■ **Work to be completed**:
Collect all lines containing the word "title" from the data.
--- START OF Record set ---
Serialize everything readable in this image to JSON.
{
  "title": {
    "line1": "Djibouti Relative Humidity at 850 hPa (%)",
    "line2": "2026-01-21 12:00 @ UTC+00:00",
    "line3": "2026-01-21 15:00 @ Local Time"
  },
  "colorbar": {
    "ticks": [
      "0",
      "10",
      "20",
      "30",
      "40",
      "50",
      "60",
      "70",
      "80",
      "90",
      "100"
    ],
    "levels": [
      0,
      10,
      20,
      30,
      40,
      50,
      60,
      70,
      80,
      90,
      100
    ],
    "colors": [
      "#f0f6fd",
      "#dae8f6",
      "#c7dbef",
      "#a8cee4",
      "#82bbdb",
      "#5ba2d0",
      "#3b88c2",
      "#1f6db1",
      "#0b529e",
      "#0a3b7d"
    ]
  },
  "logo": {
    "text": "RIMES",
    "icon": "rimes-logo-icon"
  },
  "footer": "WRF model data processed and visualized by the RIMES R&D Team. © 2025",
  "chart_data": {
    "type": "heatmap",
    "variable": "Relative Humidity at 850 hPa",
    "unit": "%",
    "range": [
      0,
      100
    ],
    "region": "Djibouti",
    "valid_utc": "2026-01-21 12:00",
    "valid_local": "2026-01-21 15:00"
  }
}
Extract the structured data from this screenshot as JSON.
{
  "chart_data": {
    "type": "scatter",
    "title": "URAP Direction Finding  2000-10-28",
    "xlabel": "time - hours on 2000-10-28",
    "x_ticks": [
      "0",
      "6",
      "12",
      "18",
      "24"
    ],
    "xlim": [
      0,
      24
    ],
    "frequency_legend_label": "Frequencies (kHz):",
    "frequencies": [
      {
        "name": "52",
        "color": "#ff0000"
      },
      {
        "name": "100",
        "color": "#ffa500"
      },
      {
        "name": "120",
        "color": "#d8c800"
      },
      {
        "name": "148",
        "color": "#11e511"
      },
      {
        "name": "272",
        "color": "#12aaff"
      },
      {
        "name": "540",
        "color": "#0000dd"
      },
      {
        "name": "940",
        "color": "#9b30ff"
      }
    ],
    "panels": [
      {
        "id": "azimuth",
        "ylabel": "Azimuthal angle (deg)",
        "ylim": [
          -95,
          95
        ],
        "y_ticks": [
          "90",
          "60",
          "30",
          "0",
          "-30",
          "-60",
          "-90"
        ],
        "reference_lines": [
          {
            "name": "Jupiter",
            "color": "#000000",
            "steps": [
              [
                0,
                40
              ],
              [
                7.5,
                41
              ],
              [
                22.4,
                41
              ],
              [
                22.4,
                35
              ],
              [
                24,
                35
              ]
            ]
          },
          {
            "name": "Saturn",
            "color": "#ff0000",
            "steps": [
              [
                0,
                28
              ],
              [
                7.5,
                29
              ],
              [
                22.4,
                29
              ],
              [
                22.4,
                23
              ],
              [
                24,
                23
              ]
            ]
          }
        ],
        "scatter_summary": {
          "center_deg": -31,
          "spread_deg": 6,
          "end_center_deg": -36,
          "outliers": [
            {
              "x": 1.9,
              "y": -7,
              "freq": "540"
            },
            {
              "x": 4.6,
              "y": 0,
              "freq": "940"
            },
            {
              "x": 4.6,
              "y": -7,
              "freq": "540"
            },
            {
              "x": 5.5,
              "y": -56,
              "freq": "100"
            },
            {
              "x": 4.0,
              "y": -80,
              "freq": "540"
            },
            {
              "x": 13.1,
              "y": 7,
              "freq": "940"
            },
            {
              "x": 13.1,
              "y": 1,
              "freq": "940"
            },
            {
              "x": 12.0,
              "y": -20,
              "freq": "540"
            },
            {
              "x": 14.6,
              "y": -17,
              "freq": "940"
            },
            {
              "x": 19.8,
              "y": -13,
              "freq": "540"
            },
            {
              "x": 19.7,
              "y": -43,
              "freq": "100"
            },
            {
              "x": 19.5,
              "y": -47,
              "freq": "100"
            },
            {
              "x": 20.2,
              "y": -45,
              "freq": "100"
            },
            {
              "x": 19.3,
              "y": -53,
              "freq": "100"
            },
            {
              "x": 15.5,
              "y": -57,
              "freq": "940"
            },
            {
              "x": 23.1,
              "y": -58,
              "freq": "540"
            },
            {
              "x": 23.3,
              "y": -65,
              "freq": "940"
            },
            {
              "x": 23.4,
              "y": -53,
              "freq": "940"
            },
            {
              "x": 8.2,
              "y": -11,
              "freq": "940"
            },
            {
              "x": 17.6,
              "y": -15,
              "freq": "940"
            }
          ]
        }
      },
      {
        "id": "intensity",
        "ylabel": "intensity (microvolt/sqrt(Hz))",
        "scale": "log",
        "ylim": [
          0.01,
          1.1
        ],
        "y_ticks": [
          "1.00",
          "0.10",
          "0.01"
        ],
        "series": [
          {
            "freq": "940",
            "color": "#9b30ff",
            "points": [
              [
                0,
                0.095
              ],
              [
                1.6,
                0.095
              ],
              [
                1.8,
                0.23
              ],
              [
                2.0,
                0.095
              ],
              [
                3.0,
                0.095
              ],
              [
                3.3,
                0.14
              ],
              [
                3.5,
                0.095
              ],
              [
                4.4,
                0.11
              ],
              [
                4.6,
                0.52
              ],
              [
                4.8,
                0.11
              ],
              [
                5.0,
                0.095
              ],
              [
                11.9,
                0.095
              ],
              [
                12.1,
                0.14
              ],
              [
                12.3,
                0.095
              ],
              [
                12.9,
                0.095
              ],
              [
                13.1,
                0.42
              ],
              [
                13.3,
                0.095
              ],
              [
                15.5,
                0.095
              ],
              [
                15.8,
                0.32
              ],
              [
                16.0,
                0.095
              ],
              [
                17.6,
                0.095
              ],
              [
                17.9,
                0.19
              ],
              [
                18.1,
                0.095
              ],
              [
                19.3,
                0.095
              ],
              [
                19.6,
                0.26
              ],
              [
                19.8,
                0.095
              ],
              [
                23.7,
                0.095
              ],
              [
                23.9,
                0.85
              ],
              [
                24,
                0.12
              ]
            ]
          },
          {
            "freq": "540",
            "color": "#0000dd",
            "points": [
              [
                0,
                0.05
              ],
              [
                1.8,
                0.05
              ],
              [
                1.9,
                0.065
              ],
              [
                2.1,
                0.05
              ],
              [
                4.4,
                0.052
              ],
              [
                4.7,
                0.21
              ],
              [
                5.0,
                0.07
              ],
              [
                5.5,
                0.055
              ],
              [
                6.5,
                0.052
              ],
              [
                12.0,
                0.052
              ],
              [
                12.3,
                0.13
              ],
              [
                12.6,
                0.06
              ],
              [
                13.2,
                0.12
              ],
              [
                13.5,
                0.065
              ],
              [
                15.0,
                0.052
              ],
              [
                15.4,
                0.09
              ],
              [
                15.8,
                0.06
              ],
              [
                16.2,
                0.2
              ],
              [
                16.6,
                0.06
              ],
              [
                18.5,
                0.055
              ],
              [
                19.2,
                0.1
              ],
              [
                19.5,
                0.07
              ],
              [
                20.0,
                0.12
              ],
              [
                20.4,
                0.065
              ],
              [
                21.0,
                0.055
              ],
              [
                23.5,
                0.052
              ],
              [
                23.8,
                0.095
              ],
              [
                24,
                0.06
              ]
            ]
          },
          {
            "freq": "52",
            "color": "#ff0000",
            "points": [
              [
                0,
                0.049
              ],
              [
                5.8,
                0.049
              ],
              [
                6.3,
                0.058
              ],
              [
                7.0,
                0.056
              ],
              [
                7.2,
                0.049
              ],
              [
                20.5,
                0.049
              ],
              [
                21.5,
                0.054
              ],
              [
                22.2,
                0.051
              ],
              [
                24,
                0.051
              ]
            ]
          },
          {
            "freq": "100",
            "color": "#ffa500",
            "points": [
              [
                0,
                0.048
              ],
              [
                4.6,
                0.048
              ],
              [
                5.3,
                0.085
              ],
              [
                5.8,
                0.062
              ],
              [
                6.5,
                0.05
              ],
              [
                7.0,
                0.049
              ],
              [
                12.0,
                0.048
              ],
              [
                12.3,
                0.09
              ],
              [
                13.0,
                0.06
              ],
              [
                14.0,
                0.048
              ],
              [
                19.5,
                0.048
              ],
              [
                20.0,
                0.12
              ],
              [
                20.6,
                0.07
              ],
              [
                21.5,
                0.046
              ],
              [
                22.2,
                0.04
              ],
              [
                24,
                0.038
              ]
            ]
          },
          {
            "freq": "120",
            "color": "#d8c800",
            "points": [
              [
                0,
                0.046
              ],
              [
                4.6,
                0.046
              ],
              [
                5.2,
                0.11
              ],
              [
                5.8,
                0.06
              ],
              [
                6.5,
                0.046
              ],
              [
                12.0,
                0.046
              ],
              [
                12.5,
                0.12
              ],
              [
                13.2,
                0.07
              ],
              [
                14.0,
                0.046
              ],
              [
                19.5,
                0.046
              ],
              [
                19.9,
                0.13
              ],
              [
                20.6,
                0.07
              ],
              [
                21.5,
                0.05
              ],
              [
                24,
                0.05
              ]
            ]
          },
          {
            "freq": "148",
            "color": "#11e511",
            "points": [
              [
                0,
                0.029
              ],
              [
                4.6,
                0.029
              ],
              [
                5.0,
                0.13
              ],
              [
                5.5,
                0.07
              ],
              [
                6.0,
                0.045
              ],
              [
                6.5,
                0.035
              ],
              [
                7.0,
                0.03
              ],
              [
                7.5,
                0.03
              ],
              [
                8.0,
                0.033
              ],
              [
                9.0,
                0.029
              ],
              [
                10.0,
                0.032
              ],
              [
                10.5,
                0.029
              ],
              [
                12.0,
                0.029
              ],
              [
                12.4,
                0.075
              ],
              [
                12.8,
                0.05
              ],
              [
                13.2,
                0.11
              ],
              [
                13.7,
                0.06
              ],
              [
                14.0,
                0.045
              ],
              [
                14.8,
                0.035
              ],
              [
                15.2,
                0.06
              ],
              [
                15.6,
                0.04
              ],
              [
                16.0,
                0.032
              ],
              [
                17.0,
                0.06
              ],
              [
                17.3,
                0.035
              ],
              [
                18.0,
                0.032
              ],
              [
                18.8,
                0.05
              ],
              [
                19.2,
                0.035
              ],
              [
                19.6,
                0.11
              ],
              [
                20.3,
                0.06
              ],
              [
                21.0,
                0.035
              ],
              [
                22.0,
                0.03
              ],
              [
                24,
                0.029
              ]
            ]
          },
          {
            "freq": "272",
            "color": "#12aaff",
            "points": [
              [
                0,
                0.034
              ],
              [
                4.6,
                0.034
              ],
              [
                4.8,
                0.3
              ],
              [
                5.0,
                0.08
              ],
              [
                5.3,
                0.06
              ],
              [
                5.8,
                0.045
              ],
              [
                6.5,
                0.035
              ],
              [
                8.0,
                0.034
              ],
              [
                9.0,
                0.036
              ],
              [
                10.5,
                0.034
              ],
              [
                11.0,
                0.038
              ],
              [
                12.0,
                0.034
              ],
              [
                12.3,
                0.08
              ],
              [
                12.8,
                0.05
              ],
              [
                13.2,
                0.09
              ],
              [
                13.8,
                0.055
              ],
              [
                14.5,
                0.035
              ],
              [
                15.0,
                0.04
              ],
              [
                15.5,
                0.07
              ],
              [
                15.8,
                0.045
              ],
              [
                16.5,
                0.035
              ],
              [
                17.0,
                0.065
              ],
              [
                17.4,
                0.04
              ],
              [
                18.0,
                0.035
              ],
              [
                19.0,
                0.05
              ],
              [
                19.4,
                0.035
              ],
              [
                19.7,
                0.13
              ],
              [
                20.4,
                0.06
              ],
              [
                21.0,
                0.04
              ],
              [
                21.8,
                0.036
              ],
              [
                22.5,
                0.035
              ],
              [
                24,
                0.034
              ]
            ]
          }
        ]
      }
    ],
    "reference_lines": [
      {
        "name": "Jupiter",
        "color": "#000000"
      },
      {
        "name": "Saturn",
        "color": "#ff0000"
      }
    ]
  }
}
--- END OF Record set ---
■ **Problem solution**:
  "title": {
    "title": "URAP Direction Finding  2000-10-28",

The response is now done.